#### Required work
Can you recast every line of the listings below as a Markdown table with two columns, "No." for the row number and "Entry" for the line, leaving out any blank lines?

--- BEGIN Material to process ---

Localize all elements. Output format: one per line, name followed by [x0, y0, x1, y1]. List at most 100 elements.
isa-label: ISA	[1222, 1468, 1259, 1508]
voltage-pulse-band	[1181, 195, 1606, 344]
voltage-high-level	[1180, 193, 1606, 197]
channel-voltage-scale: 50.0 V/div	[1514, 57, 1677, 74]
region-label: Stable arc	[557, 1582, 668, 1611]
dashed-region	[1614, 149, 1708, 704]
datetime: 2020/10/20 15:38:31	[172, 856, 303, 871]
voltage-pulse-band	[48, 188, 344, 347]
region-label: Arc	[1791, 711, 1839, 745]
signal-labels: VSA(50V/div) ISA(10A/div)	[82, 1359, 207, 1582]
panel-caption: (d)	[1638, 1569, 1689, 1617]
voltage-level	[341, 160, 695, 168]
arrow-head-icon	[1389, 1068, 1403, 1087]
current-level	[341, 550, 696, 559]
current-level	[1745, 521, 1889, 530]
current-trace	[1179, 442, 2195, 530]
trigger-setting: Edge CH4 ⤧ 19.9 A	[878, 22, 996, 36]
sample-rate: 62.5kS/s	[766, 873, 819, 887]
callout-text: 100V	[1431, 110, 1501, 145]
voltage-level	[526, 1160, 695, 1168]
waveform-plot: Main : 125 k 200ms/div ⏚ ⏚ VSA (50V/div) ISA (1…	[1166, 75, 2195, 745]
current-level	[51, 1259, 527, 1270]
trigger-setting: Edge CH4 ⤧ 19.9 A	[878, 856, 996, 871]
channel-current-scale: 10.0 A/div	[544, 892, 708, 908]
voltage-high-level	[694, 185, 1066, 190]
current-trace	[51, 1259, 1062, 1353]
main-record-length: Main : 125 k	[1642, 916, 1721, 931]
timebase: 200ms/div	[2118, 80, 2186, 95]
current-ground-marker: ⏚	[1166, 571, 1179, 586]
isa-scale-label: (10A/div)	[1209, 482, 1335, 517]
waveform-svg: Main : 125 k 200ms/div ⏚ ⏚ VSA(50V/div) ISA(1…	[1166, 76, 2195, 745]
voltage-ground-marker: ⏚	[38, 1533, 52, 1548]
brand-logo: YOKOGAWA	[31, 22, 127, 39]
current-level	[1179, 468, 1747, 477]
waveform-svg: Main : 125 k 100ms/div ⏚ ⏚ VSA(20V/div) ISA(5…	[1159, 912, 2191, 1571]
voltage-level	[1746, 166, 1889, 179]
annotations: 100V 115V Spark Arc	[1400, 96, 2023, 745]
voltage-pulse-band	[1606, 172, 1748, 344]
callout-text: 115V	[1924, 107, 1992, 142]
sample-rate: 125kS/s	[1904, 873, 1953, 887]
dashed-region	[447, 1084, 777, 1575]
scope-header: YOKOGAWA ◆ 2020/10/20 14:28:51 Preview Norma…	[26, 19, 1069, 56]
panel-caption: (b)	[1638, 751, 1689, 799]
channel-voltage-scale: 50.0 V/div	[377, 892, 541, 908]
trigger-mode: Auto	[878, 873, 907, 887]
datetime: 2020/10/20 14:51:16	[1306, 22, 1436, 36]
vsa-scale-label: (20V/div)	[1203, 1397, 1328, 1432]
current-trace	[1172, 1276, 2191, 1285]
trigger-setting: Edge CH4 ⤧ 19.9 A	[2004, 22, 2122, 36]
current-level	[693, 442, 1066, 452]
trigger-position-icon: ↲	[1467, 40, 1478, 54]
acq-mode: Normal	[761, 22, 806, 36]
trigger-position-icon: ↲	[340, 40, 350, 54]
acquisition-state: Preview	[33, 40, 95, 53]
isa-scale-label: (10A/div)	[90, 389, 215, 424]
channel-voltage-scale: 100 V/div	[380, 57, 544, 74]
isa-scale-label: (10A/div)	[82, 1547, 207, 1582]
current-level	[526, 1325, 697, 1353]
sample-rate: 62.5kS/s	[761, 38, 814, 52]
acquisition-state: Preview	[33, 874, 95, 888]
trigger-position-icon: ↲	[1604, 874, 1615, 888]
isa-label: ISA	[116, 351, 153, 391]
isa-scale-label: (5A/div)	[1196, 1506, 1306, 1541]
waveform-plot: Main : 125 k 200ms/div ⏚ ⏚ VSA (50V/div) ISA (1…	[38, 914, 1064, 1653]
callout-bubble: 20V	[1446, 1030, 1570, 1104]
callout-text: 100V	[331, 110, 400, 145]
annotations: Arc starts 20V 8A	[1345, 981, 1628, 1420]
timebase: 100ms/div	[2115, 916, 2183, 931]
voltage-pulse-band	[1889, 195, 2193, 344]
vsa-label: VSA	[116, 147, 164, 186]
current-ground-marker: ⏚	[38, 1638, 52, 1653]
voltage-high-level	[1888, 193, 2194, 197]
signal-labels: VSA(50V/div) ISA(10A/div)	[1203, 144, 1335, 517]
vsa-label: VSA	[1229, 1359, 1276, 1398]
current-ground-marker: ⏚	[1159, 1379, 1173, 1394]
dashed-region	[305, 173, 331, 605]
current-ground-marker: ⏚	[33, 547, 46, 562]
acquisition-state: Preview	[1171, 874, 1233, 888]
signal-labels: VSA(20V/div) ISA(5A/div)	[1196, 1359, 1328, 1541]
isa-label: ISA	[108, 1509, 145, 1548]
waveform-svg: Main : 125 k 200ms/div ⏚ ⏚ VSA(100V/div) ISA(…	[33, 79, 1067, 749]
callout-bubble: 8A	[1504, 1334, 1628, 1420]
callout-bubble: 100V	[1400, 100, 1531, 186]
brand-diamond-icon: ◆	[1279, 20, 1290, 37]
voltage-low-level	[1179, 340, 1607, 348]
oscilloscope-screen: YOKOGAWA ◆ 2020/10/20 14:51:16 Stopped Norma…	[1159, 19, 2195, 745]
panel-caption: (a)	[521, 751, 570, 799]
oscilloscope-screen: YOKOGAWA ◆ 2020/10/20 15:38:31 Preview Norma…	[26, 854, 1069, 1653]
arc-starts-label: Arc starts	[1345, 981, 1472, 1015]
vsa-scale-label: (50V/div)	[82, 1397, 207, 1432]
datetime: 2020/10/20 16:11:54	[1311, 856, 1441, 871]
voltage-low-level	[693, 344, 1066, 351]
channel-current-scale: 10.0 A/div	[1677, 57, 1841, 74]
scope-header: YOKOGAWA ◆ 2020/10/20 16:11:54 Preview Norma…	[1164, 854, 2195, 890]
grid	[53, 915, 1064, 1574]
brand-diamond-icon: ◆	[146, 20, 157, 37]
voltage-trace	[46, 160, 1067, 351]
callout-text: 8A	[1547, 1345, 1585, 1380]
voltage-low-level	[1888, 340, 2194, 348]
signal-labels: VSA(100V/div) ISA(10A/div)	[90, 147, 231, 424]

--- END Material to process ---

#### Task solution
| No. | Entry |
|---|---|
| 1 | Localize all elements. Output format: one per line, name followed by [x0, y0, x1, y1]. List at most 100 elements. |
| 2 | isa-label: ISA	[1222, 1468, 1259, 1508] |
| 3 | voltage-pulse-band	[1181, 195, 1606, 344] |
| 4 | voltage-high-level	[1180, 193, 1606, 197] |
| 5 | channel-voltage-scale: 50.0 V/div	[1514, 57, 1677, 74] |
| 6 | region-label: Stable arc	[557, 1582, 668, 1611] |
| 7 | dashed-region	[1614, 149, 1708, 704] |
| 8 | datetime: 2020/10/20 15:38:31	[172, 856, 303, 871] |
| 9 | voltage-pulse-band	[48, 188, 344, 347] |
| 10 | region-label: Arc	[1791, 711, 1839, 745] |
| 11 | signal-labels: VSA(50V/div) ISA(10A/div)	[82, 1359, 207, 1582] |
| 12 | panel-caption: (d)	[1638, 1569, 1689, 1617] |
| 13 | voltage-level	[341, 160, 695, 168] |
| 14 | arrow-head-icon	[1389, 1068, 1403, 1087] |
| 15 | current-level	[341, 550, 696, 559] |
| 16 | current-level	[1745, 521, 1889, 530] |
| 17 | current-trace	[1179, 442, 2195, 530] |
| 18 | trigger-setting: Edge CH4 ⤧ 19.9 A	[878, 22, 996, 36] |
| 19 | sample-rate: 62.5kS/s	[766, 873, 819, 887] |
| 20 | callout-text: 100V	[1431, 110, 1501, 145] |
| 21 | voltage-level	[526, 1160, 695, 1168] |
| 22 | waveform-plot: Main : 125 k 200ms/div ⏚ ⏚ VSA (50V/div) ISA (1…	[1166, 75, 2195, 745] |
| 23 | current-level	[51, 1259, 527, 1270] |
| 24 | trigger-setting: Edge CH4 ⤧ 19.9 A	[878, 856, 996, 871] |
| 25 | channel-current-scale: 10.0 A/div	[544, 892, 708, 908] |
| 26 | voltage-high-level	[694, 185, 1066, 190] |
| 27 | current-trace	[51, 1259, 1062, 1353] |
| 28 | main-record-length: Main : 125 k	[1642, 916, 1721, 931] |
| 29 | timebase: 200ms/div	[2118, 80, 2186, 95] |
| 30 | current-ground-marker: ⏚	[1166, 571, 1179, 586] |
| 31 | isa-scale-label: (10A/div)	[1209, 482, 1335, 517] |
| 32 | waveform-svg: Main : 125 k 200ms/div ⏚ ⏚ VSA(50V/div) ISA(1…	[1166, 76, 2195, 745] |
| 33 | voltage-ground-marker: ⏚	[38, 1533, 52, 1548] |
| 34 | brand-logo: YOKOGAWA	[31, 22, 127, 39] |
| 35 | current-level	[1179, 468, 1747, 477] |
| 36 | waveform-svg: Main : 125 k 100ms/div ⏚ ⏚ VSA(20V/div) ISA(5…	[1159, 912, 2191, 1571] |
| 37 | voltage-level	[1746, 166, 1889, 179] |
| 38 | annotations: 100V 115V Spark Arc	[1400, 96, 2023, 745] |
| 39 | voltage-pulse-band	[1606, 172, 1748, 344] |
| 40 | callout-text: 115V	[1924, 107, 1992, 142] |
| 41 | sample-rate: 125kS/s	[1904, 873, 1953, 887] |
| 42 | dashed-region	[447, 1084, 777, 1575] |
| 43 | scope-header: YOKOGAWA ◆ 2020/10/20 14:28:51 Preview Norma…	[26, 19, 1069, 56] |
| 44 | panel-caption: (b)	[1638, 751, 1689, 799] |
| 45 | channel-voltage-scale: 50.0 V/div	[377, 892, 541, 908] |
| 46 | trigger-mode: Auto	[878, 873, 907, 887] |
| 47 | datetime: 2020/10/20 14:51:16	[1306, 22, 1436, 36] |
| 48 | vsa-scale-label: (20V/div)	[1203, 1397, 1328, 1432] |
| 49 | current-trace	[1172, 1276, 2191, 1285] |
| 50 | trigger-setting: Edge CH4 ⤧ 19.9 A	[2004, 22, 2122, 36] |
| 51 | current-level	[693, 442, 1066, 452] |
| 52 | trigger-position-icon: ↲	[1467, 40, 1478, 54] |
| 53 | acq-mode: Normal	[761, 22, 806, 36] |
| 54 | trigger-position-icon: ↲	[340, 40, 350, 54] |
| 55 | acquisition-state: Preview	[33, 40, 95, 53] |
| 56 | isa-scale-label: (10A/div)	[90, 389, 215, 424] |
| 57 | channel-voltage-scale: 100 V/div	[380, 57, 544, 74] |
| 58 | isa-scale-label: (10A/div)	[82, 1547, 207, 1582] |
| 59 | current-level	[526, 1325, 697, 1353] |
| 60 | sample-rate: 62.5kS/s	[761, 38, 814, 52] |
| 61 | acquisition-state: Preview	[33, 874, 95, 888] |
| 62 | trigger-position-icon: ↲	[1604, 874, 1615, 888] |
| 63 | isa-label: ISA	[116, 351, 153, 391] |
| 64 | isa-scale-label: (5A/div)	[1196, 1506, 1306, 1541] |
| 65 | waveform-plot: Main : 125 k 200ms/div ⏚ ⏚ VSA (50V/div) ISA (1…	[38, 914, 1064, 1653] |
| 66 | callout-bubble: 20V	[1446, 1030, 1570, 1104] |
| 67 | callout-text: 100V	[331, 110, 400, 145] |
| 68 | annotations: Arc starts 20V 8A	[1345, 981, 1628, 1420] |
| 69 | timebase: 100ms/div	[2115, 916, 2183, 931] |
| 70 | voltage-pulse-band	[1889, 195, 2193, 344] |
| 71 | vsa-label: VSA	[116, 147, 164, 186] |
| 72 | current-ground-marker: ⏚	[38, 1638, 52, 1653] |
| 73 | voltage-high-level	[1888, 193, 2194, 197] |
| 74 | signal-labels: VSA(50V/div) ISA(10A/div)	[1203, 144, 1335, 517] |
| 75 | vsa-label: VSA	[1229, 1359, 1276, 1398] |
| 76 | current-ground-marker: ⏚	[1159, 1379, 1173, 1394] |
| 77 | dashed-region	[305, 173, 331, 605] |
| 78 | current-ground-marker: ⏚	[33, 547, 46, 562] |
| 79 | acquisition-state: Preview	[1171, 874, 1233, 888] |
| 80 | signal-labels: VSA(20V/div) ISA(5A/div)	[1196, 1359, 1328, 1541] |
| 81 | isa-label: ISA	[108, 1509, 145, 1548] |
| 82 | waveform-svg: Main : 125 k 200ms/div ⏚ ⏚ VSA(100V/div) ISA(…	[33, 79, 1067, 749] |
| 83 | callout-bubble: 8A	[1504, 1334, 1628, 1420] |
| 84 | callout-bubble: 100V	[1400, 100, 1531, 186] |
| 85 | brand-diamond-icon: ◆	[1279, 20, 1290, 37] |
| 86 | voltage-low-level	[1179, 340, 1607, 348] |
| 87 | oscilloscope-screen: YOKOGAWA ◆ 2020/10/20 14:51:16 Stopped Norma…	[1159, 19, 2195, 745] |
| 88 | panel-caption: (a)	[521, 751, 570, 799] |
| 89 | oscilloscope-screen: YOKOGAWA ◆ 2020/10/20 15:38:31 Preview Norma…	[26, 854, 1069, 1653] |
| 90 | arc-starts-label: Arc starts	[1345, 981, 1472, 1015] |
| 91 | vsa-scale-label: (50V/div)	[82, 1397, 207, 1432] |
| 92 | datetime: 2020/10/20 16:11:54	[1311, 856, 1441, 871] |
| 93 | voltage-low-level	[693, 344, 1066, 351] |
| 94 | channel-current-scale: 10.0 A/div	[1677, 57, 1841, 74] |
| 95 | scope-header: YOKOGAWA ◆ 2020/10/20 16:11:54 Preview Norma…	[1164, 854, 2195, 890] |
| 96 | grid	[53, 915, 1064, 1574] |
| 97 | brand-diamond-icon: ◆	[146, 20, 157, 37] |
| 98 | voltage-trace	[46, 160, 1067, 351] |
| 99 | callout-text: 8A	[1547, 1345, 1585, 1380] |
| 100 | voltage-low-level	[1888, 340, 2194, 348] |
| 101 | signal-labels: VSA(100V/div) ISA(10A/div)	[90, 147, 231, 424] |